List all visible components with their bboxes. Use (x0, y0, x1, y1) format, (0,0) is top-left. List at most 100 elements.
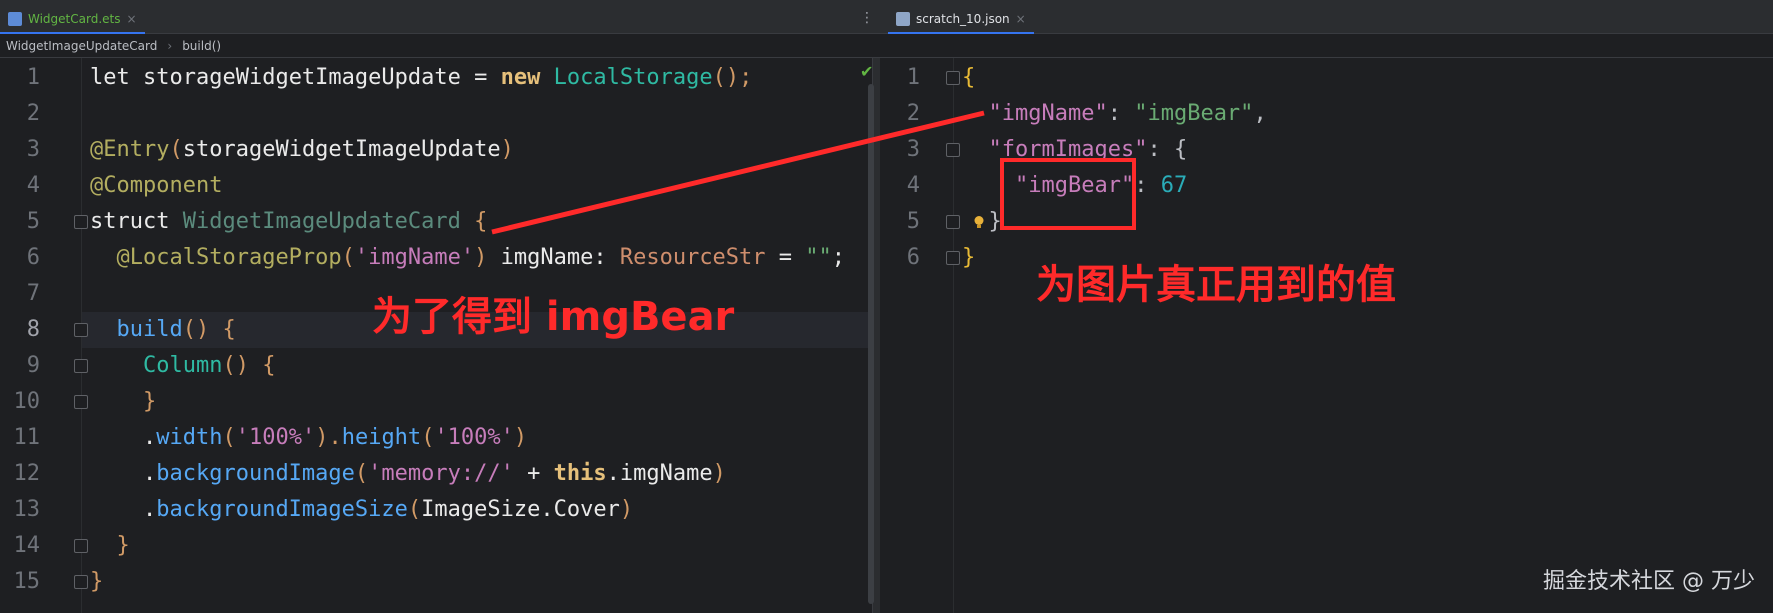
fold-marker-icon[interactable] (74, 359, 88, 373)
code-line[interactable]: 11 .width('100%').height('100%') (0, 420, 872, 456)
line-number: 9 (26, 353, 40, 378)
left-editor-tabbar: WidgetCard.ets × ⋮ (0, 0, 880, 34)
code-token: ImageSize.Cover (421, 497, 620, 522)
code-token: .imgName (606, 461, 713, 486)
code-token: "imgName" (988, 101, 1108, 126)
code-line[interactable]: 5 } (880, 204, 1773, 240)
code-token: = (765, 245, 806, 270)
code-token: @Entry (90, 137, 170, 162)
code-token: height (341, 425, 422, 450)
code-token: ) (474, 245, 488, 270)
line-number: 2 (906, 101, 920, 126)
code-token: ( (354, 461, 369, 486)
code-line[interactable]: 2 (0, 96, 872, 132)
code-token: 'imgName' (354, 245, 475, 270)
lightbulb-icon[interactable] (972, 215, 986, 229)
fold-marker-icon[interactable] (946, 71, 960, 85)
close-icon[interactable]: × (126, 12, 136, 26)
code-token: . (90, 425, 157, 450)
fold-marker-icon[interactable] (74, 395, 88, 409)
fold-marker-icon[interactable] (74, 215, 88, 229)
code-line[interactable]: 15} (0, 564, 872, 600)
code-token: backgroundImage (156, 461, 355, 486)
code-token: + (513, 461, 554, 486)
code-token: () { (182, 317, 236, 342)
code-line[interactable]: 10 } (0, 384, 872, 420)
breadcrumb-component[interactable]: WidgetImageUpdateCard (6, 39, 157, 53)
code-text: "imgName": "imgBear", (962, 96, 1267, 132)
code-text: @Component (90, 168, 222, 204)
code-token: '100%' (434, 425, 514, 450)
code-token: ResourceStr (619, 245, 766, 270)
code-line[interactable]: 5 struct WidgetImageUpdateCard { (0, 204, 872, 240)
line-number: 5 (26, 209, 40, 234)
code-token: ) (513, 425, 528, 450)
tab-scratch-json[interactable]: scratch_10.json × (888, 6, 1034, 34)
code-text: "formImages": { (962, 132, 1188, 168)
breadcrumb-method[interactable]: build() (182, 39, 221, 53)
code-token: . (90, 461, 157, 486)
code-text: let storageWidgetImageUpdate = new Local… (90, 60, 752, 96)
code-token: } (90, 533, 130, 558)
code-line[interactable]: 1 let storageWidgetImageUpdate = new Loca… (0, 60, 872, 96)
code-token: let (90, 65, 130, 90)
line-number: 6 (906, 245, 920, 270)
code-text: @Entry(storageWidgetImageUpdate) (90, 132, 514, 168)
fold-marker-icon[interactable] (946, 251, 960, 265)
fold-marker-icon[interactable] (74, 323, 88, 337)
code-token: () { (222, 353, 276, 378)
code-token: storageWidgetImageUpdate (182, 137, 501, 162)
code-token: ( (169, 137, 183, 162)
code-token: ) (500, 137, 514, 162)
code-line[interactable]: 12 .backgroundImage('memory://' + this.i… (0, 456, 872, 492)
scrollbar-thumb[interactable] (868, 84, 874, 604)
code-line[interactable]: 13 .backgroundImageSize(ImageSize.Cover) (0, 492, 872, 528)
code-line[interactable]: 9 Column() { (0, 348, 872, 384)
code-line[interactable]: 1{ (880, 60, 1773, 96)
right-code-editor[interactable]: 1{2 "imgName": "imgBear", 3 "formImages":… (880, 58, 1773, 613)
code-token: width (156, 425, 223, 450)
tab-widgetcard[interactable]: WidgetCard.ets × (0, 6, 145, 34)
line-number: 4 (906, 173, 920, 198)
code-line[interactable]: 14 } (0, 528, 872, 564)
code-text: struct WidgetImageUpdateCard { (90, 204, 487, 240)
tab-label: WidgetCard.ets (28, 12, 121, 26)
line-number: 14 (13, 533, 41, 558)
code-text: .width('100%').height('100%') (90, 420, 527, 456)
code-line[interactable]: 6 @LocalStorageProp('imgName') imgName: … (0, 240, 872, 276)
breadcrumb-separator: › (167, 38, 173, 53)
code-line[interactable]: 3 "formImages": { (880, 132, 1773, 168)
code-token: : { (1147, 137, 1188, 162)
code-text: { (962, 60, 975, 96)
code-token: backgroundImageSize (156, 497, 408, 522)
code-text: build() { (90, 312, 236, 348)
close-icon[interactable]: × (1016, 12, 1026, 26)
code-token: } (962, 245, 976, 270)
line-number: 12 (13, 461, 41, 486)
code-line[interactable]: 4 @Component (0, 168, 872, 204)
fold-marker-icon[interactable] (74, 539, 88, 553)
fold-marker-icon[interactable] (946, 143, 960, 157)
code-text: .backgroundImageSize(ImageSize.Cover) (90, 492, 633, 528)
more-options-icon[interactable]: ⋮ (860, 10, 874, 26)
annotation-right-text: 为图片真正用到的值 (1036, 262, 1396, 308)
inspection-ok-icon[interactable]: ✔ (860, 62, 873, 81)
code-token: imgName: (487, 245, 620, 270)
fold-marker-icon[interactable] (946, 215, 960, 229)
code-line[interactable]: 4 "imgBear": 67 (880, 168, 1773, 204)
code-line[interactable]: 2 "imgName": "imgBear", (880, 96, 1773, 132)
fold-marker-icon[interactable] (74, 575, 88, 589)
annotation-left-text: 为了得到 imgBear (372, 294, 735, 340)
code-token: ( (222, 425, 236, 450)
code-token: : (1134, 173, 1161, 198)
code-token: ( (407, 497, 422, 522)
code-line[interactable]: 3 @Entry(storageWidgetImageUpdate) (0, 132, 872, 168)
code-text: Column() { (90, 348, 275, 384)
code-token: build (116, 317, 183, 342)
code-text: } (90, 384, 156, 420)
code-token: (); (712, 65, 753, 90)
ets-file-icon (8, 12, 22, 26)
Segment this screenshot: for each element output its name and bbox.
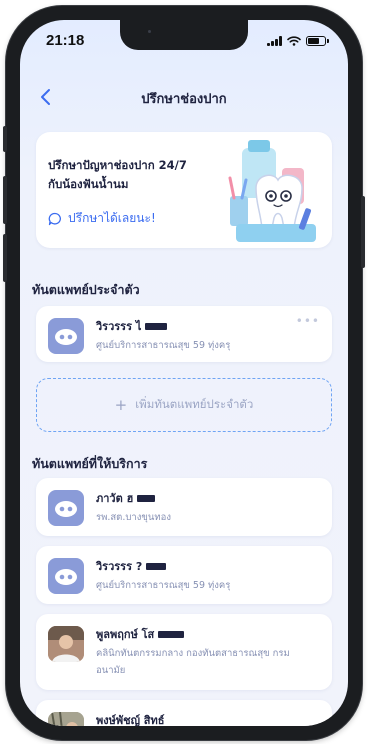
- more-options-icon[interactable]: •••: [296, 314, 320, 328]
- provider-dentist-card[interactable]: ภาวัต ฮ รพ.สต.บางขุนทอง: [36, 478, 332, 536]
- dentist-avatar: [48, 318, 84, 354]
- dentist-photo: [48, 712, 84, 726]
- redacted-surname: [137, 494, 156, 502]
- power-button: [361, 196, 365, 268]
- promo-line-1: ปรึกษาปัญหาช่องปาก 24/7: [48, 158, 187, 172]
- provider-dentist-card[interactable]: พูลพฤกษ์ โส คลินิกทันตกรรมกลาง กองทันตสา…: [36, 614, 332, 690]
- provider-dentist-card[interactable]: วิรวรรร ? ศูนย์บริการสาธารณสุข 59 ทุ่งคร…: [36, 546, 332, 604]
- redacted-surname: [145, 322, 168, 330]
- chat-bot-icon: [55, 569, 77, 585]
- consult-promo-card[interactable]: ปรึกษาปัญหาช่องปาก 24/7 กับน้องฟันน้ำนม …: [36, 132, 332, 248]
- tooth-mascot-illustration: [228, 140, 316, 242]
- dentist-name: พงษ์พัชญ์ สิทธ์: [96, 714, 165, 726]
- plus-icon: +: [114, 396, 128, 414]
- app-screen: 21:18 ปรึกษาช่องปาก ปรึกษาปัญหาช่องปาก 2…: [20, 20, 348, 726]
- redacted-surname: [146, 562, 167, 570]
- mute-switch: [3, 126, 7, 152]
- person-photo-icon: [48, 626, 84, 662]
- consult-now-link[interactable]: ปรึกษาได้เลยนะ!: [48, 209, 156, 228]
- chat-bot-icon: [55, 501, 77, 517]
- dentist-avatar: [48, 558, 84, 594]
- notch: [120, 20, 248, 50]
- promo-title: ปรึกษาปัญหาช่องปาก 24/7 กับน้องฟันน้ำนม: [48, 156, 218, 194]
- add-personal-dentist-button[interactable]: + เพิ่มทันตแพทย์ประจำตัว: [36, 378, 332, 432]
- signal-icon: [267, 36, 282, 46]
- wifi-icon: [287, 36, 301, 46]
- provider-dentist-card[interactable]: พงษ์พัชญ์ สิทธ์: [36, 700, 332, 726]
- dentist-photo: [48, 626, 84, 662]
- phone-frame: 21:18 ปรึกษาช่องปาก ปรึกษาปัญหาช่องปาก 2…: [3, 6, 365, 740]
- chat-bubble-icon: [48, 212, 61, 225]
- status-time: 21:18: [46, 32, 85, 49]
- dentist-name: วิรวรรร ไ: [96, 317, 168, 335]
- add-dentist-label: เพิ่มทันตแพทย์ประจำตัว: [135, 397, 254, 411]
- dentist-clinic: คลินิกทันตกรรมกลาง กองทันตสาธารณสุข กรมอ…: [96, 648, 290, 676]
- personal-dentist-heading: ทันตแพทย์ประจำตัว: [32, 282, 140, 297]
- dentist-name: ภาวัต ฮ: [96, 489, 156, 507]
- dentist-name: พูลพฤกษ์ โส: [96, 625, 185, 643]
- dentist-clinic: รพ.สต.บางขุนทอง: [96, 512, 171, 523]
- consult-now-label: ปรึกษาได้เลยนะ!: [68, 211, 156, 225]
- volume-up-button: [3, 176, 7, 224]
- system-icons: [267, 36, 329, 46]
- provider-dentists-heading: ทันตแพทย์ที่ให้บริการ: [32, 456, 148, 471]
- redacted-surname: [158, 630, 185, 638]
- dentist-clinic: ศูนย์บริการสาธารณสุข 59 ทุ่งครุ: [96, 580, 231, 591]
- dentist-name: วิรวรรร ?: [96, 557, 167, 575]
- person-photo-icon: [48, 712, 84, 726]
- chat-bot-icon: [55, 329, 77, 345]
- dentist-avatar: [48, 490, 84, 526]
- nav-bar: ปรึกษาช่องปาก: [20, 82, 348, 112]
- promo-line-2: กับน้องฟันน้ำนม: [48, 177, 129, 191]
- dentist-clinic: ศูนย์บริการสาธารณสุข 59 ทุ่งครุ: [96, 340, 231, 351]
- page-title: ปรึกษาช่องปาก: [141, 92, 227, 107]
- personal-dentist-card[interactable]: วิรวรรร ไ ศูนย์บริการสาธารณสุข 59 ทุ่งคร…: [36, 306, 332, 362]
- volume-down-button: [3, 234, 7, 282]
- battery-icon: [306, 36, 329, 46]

***

● **WHAT TO DO**
Reproduce verbatim the stretch of lines from the line containing "- more-options-icon[interactable]: •••: [296, 314, 320, 328]" through the line containing "- app-screen: 21:18", including both of those lines.

● **SOLVED EXERCISE**
- more-options-icon[interactable]: •••: [296, 314, 320, 328]
- provider-dentist-card[interactable]: ภาวัต ฮ รพ.สต.บางขุนทอง: [36, 478, 332, 536]
- dentist-avatar: [48, 318, 84, 354]
- dentist-photo: [48, 712, 84, 726]
- redacted-surname: [137, 494, 156, 502]
- power-button: [361, 196, 365, 268]
- promo-line-1: ปรึกษาปัญหาช่องปาก 24/7: [48, 158, 187, 172]
- provider-dentist-card[interactable]: พูลพฤกษ์ โส คลินิกทันตกรรมกลาง กองทันตสา…: [36, 614, 332, 690]
- provider-dentist-card[interactable]: วิรวรรร ? ศูนย์บริการสาธารณสุข 59 ทุ่งคร…: [36, 546, 332, 604]
- redacted-surname: [145, 322, 168, 330]
- chat-bot-icon: [55, 569, 77, 585]
- consult-promo-card[interactable]: ปรึกษาปัญหาช่องปาก 24/7 กับน้องฟันน้ำนม …: [36, 132, 332, 248]
- tooth-mascot-illustration: [228, 140, 316, 242]
- dentist-name: พงษ์พัชญ์ สิทธ์: [96, 714, 165, 726]
- plus-icon: +: [114, 396, 128, 414]
- app-screen: 21:18 ปรึกษาช่องปาก ปรึกษาปัญหาช่องปาก 2…: [20, 20, 348, 726]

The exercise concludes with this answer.